● Aim of the exercise:
Every line that holds "flag" should be shown.

━━━ Provided information ━━━

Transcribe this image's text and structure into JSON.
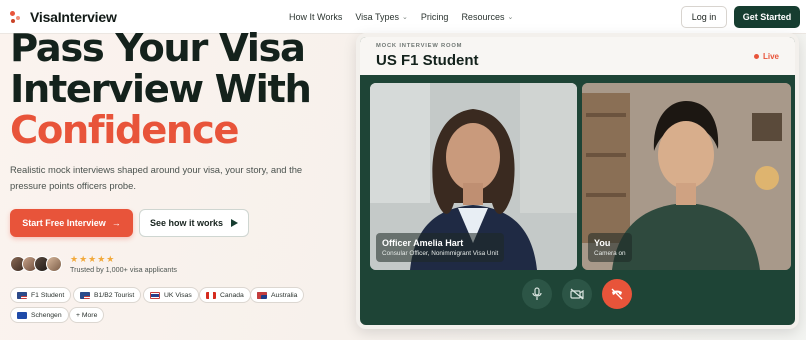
{
  "brand": {
    "name": "VisaInterview"
  },
  "nav": {
    "links": [
      {
        "label": "How It Works",
        "dropdown": false
      },
      {
        "label": "Visa Types",
        "dropdown": true
      },
      {
        "label": "Pricing",
        "dropdown": false
      },
      {
        "label": "Resources",
        "dropdown": true
      }
    ],
    "login_label": "Log in",
    "get_started_label": "Get Started"
  },
  "hero": {
    "title_line1": "Pass Your Visa",
    "title_line2": "Interview With",
    "title_accent": "Confidence",
    "subtitle": "Realistic mock interviews shaped around your visa, your story, and the pressure points officers probe.",
    "cta_primary": "Start Free Interview",
    "cta_primary_icon": "arrow-right-icon",
    "cta_secondary": "See how it works",
    "cta_secondary_icon": "play-icon",
    "rating_stars": 5,
    "stars_text": "★★★★★",
    "trusted_text": "Trusted by 1,000+ visa applicants"
  },
  "visa_chips": [
    {
      "label": "F1 Student",
      "flag": "us"
    },
    {
      "label": "B1/B2 Tourist",
      "flag": "us"
    },
    {
      "label": "UK Visas",
      "flag": "uk"
    },
    {
      "label": "Canada",
      "flag": "ca"
    },
    {
      "label": "Australia",
      "flag": "au"
    },
    {
      "label": "Schengen",
      "flag": "eu"
    },
    {
      "label": "+ More",
      "flag": ""
    }
  ],
  "room": {
    "kicker": "MOCK INTERVIEW ROOM",
    "title": "US F1 Student",
    "live_label": "Live",
    "officer": {
      "name": "Officer Amelia Hart",
      "role": "Consular Officer, Nonimmigrant Visa Unit"
    },
    "you": {
      "name": "You",
      "status": "Camera on"
    },
    "controls": [
      "microphone-icon",
      "camera-off-icon",
      "end-call-icon"
    ]
  },
  "colors": {
    "accent": "#e8543a",
    "brand_dark": "#163d30",
    "room_bg": "#1e4436",
    "star": "#f2a93b"
  }
}
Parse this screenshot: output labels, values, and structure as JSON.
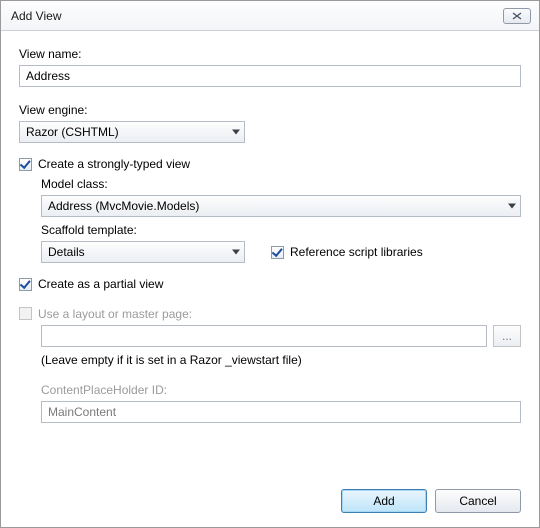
{
  "window": {
    "title": "Add View"
  },
  "viewName": {
    "label": "View name:",
    "value": "Address"
  },
  "viewEngine": {
    "label": "View engine:",
    "value": "Razor (CSHTML)"
  },
  "stronglyTyped": {
    "label": "Create a strongly-typed view",
    "checked": true,
    "modelClass": {
      "label": "Model class:",
      "value": "Address (MvcMovie.Models)"
    },
    "scaffold": {
      "label": "Scaffold template:",
      "value": "Details"
    },
    "referenceScripts": {
      "label": "Reference script libraries",
      "checked": true
    }
  },
  "partial": {
    "label": "Create as a partial view",
    "checked": true
  },
  "layout": {
    "useLayoutLabel": "Use a layout or master page:",
    "checked": false,
    "path": "",
    "hint": "(Leave empty if it is set in a Razor _viewstart file)",
    "placeholderLabel": "ContentPlaceHolder ID:",
    "placeholderValue": "MainContent"
  },
  "buttons": {
    "add": "Add",
    "cancel": "Cancel"
  }
}
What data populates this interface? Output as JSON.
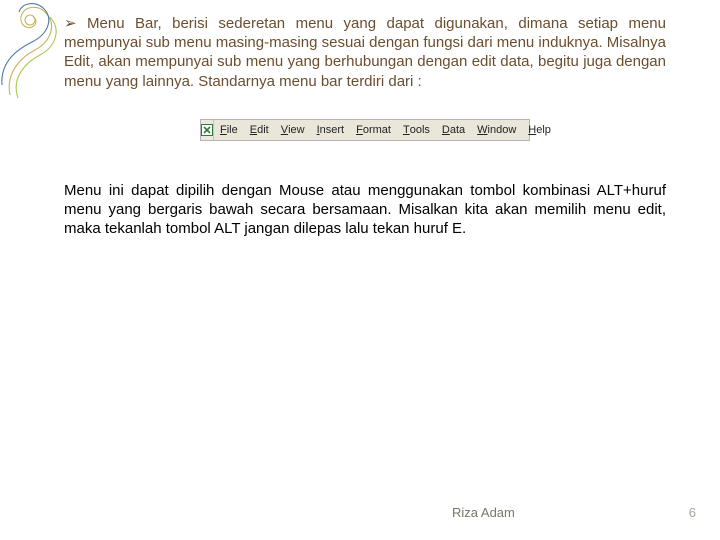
{
  "bullet_glyph": "➢",
  "para1_text": " Menu Bar, berisi sederetan menu yang dapat digunakan, dimana setiap menu mempunyai sub menu masing-masing sesuai dengan fungsi dari menu induknya. Misalnya Edit, akan mempunyai sub menu yang berhubungan dengan edit data, begitu juga dengan menu yang lainnya. Standarnya menu bar terdiri dari :",
  "menubar": {
    "items": [
      {
        "u": "F",
        "rest": "ile"
      },
      {
        "u": "E",
        "rest": "dit"
      },
      {
        "u": "V",
        "rest": "iew"
      },
      {
        "u": "I",
        "rest": "nsert"
      },
      {
        "u": "F",
        "rest": "ormat"
      },
      {
        "u": "T",
        "rest": "ools"
      },
      {
        "u": "D",
        "rest": "ata"
      },
      {
        "u": "W",
        "rest": "indow"
      },
      {
        "u": "H",
        "rest": "elp"
      }
    ]
  },
  "para2_text": "Menu ini dapat dipilih dengan Mouse atau menggunakan tombol kombinasi ALT+huruf menu yang bergaris bawah secara bersamaan. Misalkan kita akan memilih menu edit, maka tekanlah tombol ALT jangan dilepas lalu tekan huruf E.",
  "footer": {
    "author": "Riza Adam",
    "page": "6"
  }
}
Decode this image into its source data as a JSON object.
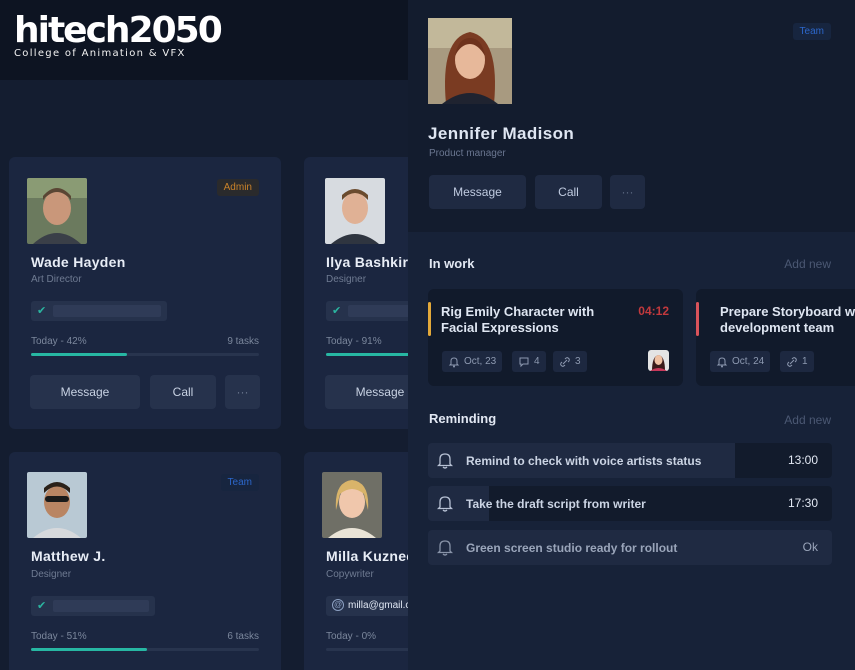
{
  "logo": {
    "word": "hitech2050",
    "tagline": "College of Animation & VFX"
  },
  "cards": [
    {
      "name": "Wade Hayden",
      "role": "Art Director",
      "badge": "Admin",
      "progress_label": "Today - 42%",
      "progress": 42,
      "tasks": "9 tasks",
      "message": "Message",
      "call": "Call",
      "more": "···"
    },
    {
      "name": "Ilya Bashkirov",
      "role": "Designer",
      "progress_label": "Today - 91%",
      "progress": 91,
      "message": "Message"
    },
    {
      "name": "Matthew J.",
      "role": "Designer",
      "badge": "Team",
      "progress_label": "Today - 51%",
      "progress": 51,
      "tasks": "6 tasks"
    },
    {
      "name": "Milla Kuznecova",
      "role": "Copywriter",
      "email": "milla@gmail.com",
      "progress_label": "Today - 0%",
      "progress": 0
    }
  ],
  "profile": {
    "name": "Jennifer Madison",
    "role": "Product manager",
    "badge": "Team",
    "message": "Message",
    "call": "Call",
    "more": "···"
  },
  "in_work": {
    "title": "In work",
    "add": "Add new",
    "tasks": [
      {
        "title": "Rig Emily Character with Facial Expressions",
        "time": "04:12",
        "date": "Oct, 23",
        "comments": "4",
        "links": "3",
        "accent": "#e3a93a"
      },
      {
        "title": "Prepare Storyboard with development team",
        "date": "Oct, 24",
        "links": "1",
        "accent": "#d9535b"
      }
    ]
  },
  "reminding": {
    "title": "Reminding",
    "add": "Add new",
    "items": [
      {
        "text": "Remind to check with voice artists status",
        "time": "13:00",
        "remaining": 0.24
      },
      {
        "text": "Take the draft script from writer",
        "time": "17:30",
        "remaining": 0.85
      },
      {
        "text": "Green screen studio ready for rollout",
        "time": "Ok",
        "remaining": 0
      }
    ]
  }
}
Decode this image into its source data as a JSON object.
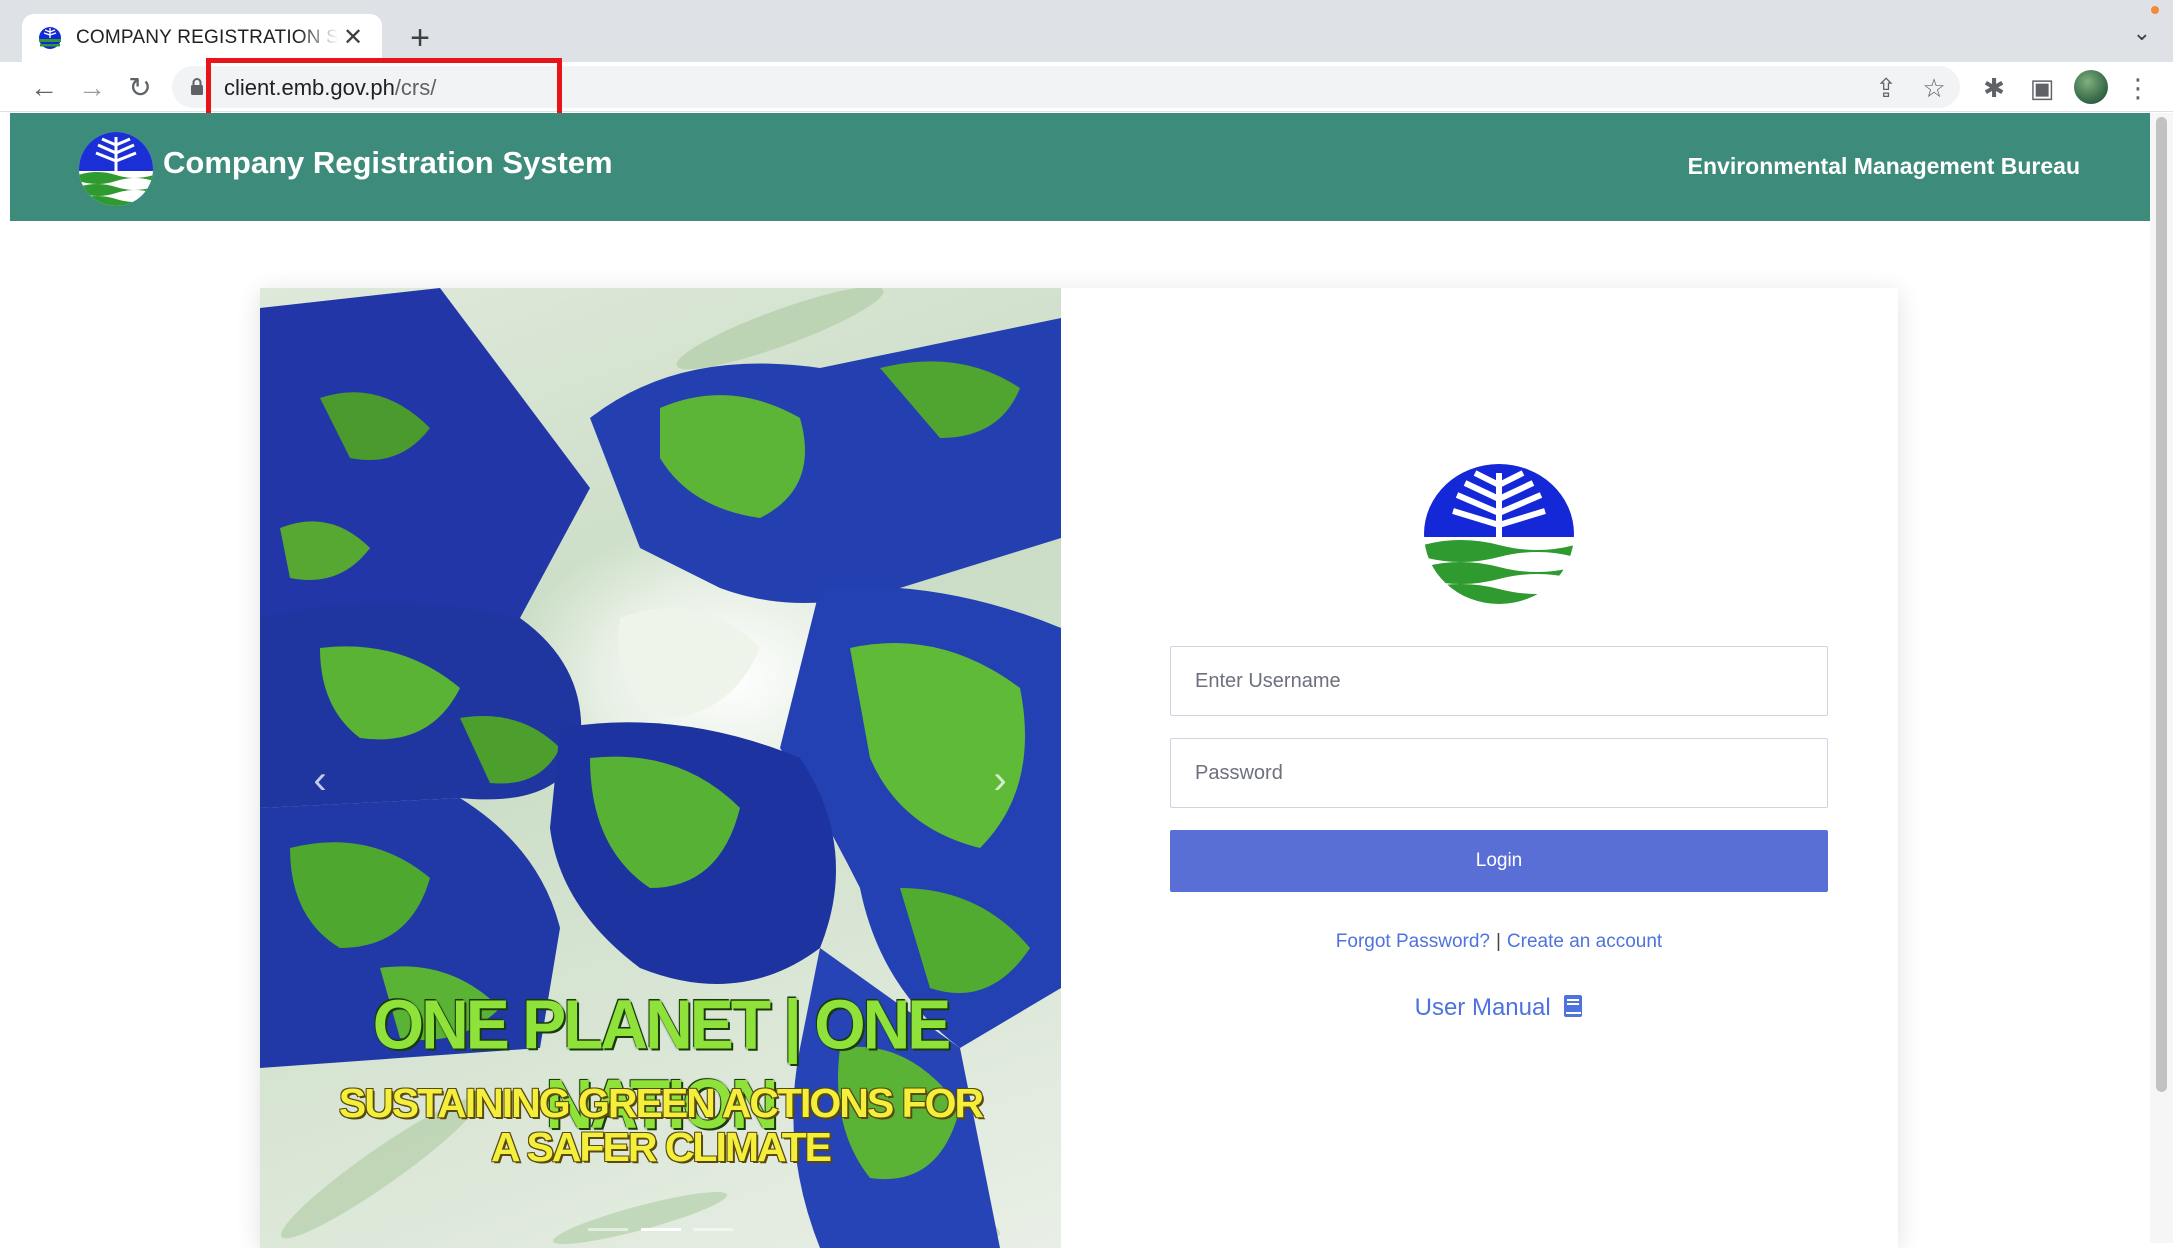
{
  "browser": {
    "tab_title": "COMPANY REGISTRATION SYSTEM",
    "new_tab_icon": "plus-icon",
    "url_host": "client.emb.gov.ph",
    "url_path": "/crs/"
  },
  "header": {
    "title": "Company Registration System",
    "agency": "Environmental Management Bureau"
  },
  "carousel": {
    "line1": "ONE PLANET | ONE NATION",
    "line2": "SUSTAINING GREEN ACTIONS FOR",
    "line3": "A SAFER CLIMATE",
    "prev_icon": "chevron-left-icon",
    "next_icon": "chevron-right-icon"
  },
  "login": {
    "username_placeholder": "Enter Username",
    "password_placeholder": "Password",
    "login_label": "Login",
    "forgot_label": "Forgot Password?",
    "separator": "|",
    "create_label": "Create an account",
    "manual_label": "User Manual"
  },
  "colors": {
    "header_bg": "#3d8b7b",
    "button_bg": "#5a6fd6",
    "link": "#4e73df",
    "highlight": "#e8141a"
  }
}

━━━

● Solution below:
      "flag": "us"
      "flag": "us"
      "flag": "uk"
      "flag": "ca"
      "flag": "au"
      "flag": "eu"
      "flag": ""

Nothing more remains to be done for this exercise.